--- Begin Data for the task ---
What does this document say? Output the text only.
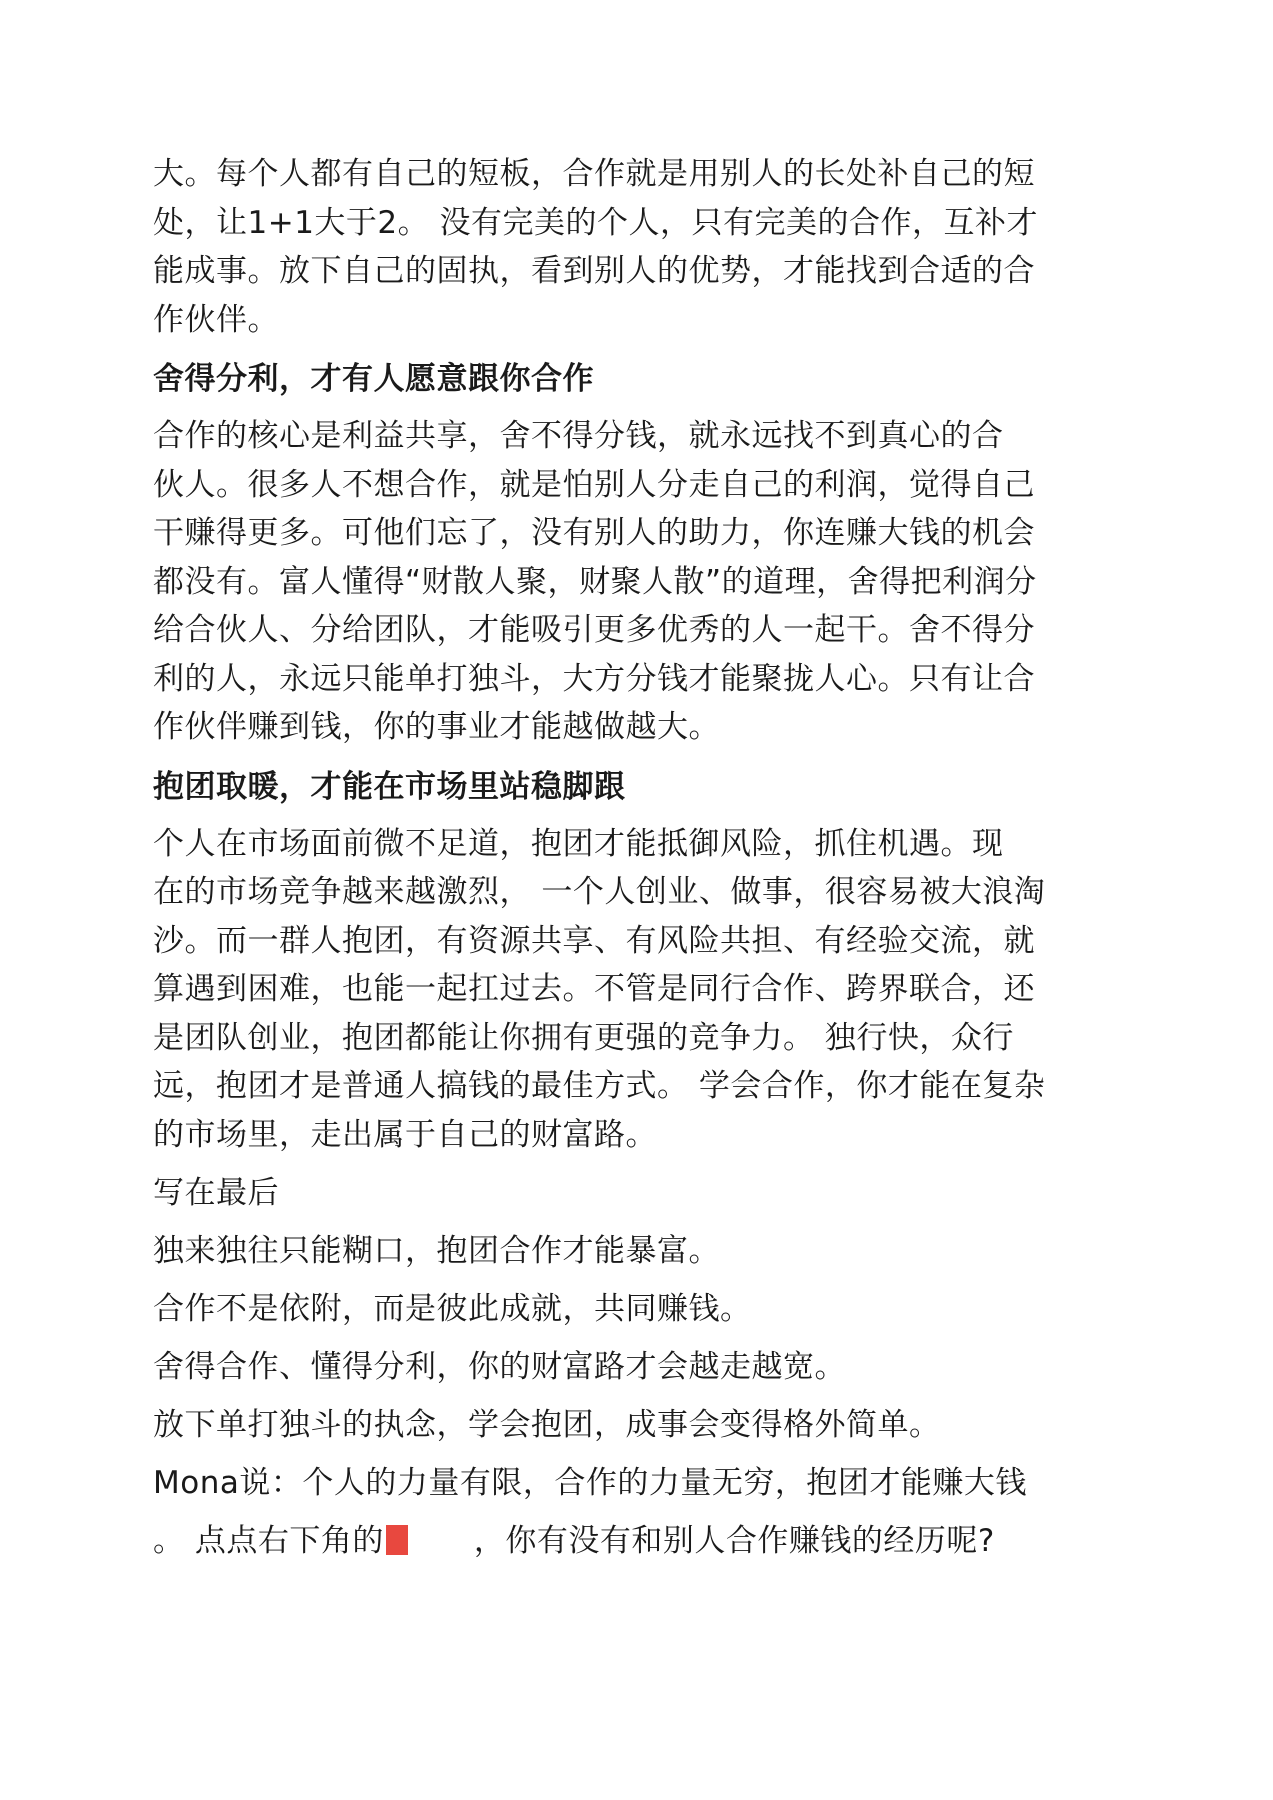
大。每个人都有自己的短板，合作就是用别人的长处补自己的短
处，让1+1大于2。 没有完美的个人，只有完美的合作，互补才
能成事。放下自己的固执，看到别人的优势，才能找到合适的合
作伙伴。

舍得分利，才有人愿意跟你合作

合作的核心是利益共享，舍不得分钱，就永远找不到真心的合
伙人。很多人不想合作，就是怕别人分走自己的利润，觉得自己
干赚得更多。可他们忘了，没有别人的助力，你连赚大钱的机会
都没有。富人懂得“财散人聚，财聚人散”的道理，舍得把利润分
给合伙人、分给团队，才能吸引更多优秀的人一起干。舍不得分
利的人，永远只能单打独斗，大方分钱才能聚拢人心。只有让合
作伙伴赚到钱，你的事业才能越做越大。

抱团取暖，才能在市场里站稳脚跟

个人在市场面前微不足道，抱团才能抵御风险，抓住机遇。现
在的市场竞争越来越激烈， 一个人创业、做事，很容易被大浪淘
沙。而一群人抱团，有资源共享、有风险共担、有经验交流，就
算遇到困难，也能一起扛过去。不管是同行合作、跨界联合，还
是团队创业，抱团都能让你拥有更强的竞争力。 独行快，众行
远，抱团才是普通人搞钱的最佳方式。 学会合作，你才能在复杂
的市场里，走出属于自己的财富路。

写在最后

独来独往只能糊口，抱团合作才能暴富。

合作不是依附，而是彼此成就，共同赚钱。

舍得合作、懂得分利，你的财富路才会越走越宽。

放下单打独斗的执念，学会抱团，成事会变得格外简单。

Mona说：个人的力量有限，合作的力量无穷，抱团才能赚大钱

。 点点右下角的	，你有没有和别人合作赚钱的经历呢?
--- End Data for the task ---
--- Begin Data for the task ---
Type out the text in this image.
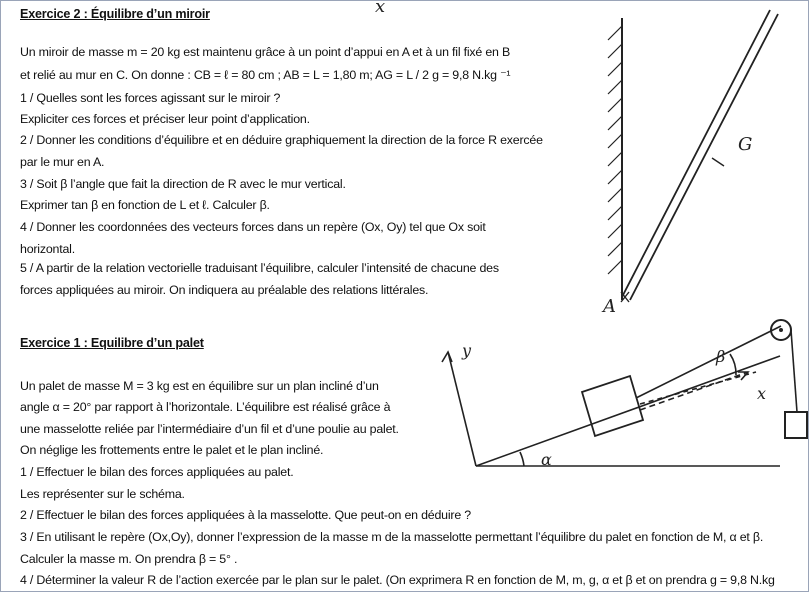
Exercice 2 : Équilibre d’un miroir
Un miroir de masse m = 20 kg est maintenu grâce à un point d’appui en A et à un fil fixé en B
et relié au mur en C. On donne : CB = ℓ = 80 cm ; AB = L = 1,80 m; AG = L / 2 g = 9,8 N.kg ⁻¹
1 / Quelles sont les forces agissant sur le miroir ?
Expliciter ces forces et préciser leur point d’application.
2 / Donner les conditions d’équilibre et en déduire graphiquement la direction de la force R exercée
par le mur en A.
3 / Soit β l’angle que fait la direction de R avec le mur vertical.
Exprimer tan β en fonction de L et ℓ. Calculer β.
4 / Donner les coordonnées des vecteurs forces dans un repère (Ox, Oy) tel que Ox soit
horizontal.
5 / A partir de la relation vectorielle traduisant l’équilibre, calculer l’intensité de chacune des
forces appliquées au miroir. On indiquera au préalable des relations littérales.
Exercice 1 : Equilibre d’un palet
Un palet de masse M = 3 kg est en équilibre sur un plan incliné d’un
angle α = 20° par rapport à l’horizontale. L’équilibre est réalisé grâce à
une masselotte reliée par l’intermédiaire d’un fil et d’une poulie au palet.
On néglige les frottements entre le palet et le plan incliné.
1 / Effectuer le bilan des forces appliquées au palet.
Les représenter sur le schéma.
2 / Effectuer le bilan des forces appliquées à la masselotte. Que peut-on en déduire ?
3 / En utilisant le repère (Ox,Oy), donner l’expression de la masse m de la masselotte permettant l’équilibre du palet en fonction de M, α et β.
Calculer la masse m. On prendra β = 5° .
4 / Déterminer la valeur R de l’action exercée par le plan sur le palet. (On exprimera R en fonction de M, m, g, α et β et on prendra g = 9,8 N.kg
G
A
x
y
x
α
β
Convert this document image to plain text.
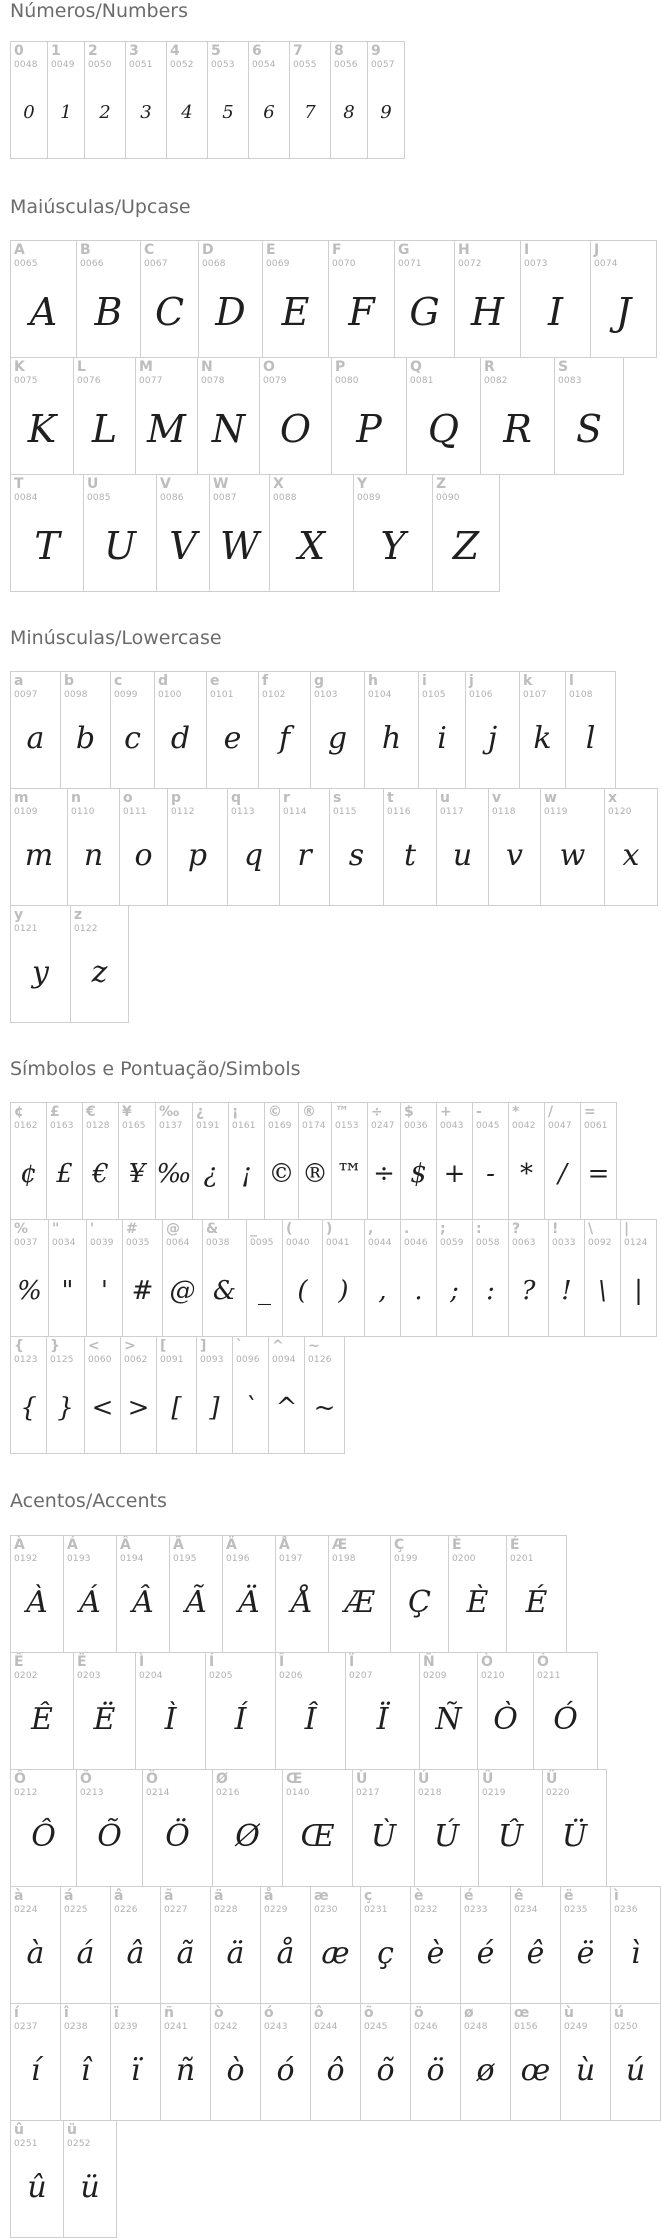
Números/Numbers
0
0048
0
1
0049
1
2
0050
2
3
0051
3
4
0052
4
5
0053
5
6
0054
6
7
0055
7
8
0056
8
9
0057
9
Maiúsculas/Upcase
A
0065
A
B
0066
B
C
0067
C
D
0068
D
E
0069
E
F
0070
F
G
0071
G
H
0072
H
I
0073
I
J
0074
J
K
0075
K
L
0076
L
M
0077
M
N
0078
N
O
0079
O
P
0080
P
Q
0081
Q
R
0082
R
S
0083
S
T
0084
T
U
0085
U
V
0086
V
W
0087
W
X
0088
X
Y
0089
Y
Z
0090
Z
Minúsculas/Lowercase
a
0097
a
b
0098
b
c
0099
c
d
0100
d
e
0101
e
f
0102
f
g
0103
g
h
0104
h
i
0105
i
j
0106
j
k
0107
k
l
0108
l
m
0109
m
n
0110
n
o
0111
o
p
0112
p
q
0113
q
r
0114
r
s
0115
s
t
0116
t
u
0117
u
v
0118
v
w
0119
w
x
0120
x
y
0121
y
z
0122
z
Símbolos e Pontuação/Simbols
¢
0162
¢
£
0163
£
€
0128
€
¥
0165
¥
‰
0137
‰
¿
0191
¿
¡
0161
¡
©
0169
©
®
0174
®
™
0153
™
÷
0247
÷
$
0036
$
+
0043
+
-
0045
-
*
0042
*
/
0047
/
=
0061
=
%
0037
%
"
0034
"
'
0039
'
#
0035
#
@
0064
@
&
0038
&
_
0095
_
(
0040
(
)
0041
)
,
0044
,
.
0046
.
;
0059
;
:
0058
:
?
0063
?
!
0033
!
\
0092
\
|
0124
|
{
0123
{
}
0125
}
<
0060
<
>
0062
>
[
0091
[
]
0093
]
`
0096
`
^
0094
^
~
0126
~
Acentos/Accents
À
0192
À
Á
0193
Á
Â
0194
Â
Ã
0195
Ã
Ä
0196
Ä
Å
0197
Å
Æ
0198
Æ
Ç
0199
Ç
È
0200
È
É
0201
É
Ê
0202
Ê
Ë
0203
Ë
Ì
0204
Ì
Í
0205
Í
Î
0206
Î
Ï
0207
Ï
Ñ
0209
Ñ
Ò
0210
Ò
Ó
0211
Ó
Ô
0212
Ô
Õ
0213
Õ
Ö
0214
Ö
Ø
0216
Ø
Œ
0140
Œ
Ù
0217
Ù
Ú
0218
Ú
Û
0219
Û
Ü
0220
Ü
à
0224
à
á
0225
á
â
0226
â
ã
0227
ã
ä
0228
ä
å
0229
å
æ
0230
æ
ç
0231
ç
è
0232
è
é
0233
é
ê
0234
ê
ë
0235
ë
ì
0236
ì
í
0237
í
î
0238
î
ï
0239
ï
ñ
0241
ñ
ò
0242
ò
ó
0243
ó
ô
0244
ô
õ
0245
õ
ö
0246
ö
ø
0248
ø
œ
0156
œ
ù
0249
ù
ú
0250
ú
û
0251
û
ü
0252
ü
--- End Data for the task ---
> _What to work on_
Extract each line from the entries above that contains the string "bilan".

> _Result of the exercise_
1 / Effectuer le bilan des forces appliquées au palet.
2 / Effectuer le bilan des forces appliquées à la masselotte. Que peut-on en déduire ?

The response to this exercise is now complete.